··· RECORDS PROVIDED
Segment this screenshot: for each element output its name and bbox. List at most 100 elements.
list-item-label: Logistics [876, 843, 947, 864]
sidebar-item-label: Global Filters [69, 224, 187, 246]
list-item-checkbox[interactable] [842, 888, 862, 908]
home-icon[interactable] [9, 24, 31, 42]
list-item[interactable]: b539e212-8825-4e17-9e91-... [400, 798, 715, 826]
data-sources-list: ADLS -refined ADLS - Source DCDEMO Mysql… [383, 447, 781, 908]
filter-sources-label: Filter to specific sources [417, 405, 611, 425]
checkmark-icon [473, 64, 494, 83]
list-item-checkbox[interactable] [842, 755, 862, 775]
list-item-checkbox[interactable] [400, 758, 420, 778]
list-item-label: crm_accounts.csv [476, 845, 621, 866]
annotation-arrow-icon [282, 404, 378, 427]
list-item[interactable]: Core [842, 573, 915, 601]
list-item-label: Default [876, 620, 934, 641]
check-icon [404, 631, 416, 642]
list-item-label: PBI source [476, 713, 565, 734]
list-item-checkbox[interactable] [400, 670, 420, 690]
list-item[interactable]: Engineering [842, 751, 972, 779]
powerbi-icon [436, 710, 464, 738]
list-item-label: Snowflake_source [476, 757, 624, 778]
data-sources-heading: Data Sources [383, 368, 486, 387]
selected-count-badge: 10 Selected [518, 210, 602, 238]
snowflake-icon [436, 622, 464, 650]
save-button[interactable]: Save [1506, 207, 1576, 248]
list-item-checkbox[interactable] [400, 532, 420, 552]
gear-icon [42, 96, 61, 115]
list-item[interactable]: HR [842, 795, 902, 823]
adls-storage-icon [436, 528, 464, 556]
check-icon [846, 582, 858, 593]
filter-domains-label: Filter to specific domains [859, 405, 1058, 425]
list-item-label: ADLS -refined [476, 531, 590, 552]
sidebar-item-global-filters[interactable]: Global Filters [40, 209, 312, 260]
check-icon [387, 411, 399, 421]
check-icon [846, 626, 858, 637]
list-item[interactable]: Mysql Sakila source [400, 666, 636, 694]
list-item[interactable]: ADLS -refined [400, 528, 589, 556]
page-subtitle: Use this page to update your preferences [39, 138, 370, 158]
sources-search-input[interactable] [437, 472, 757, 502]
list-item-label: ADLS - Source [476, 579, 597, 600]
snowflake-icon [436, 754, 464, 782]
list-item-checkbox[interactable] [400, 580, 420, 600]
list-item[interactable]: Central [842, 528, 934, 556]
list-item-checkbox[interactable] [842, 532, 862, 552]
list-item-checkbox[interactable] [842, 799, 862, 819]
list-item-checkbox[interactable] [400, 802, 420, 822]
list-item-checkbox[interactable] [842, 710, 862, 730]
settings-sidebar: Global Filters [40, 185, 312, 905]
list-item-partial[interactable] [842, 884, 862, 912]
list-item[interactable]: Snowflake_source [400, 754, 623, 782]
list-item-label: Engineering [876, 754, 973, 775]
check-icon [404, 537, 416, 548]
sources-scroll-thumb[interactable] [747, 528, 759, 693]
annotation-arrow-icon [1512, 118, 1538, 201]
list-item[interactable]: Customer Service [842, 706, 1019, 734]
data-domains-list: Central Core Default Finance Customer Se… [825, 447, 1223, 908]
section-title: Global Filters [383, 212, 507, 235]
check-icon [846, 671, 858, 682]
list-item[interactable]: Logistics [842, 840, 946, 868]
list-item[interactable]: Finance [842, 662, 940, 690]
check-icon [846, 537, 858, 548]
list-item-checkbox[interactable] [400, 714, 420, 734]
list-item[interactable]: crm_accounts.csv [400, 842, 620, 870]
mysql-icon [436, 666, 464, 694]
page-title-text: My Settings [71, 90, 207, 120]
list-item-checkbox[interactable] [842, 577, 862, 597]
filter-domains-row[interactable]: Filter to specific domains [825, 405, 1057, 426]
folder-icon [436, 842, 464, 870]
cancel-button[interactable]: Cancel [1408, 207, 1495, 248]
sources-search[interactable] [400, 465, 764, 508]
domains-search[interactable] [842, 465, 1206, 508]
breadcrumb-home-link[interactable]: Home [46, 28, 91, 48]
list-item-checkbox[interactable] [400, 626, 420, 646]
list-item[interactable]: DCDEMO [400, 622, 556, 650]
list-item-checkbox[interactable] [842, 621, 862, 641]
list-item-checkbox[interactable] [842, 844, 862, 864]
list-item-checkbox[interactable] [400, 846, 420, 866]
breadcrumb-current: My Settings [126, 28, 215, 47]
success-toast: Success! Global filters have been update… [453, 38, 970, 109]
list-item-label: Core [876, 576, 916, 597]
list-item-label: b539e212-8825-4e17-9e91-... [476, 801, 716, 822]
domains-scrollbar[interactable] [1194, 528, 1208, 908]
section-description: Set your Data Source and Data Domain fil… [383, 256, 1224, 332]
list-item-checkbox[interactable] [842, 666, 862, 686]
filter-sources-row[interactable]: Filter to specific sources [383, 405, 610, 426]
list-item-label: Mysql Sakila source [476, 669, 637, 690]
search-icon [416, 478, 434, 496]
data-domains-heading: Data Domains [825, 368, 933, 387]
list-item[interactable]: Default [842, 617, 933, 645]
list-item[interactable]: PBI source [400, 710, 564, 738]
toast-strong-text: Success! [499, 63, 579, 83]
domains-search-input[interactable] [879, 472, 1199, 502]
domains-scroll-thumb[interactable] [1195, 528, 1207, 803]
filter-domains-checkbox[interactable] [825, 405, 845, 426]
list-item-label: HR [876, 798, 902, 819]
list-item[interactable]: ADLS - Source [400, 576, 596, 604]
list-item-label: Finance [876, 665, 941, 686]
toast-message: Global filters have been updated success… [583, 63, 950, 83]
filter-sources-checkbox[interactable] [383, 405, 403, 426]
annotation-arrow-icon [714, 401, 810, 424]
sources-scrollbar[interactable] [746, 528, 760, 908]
······
WORK TO COMPLETE:
Tally the lines in the rows above that contain the string "section", and give only the number.

SOLUTION TO THIS EXERCISE:
2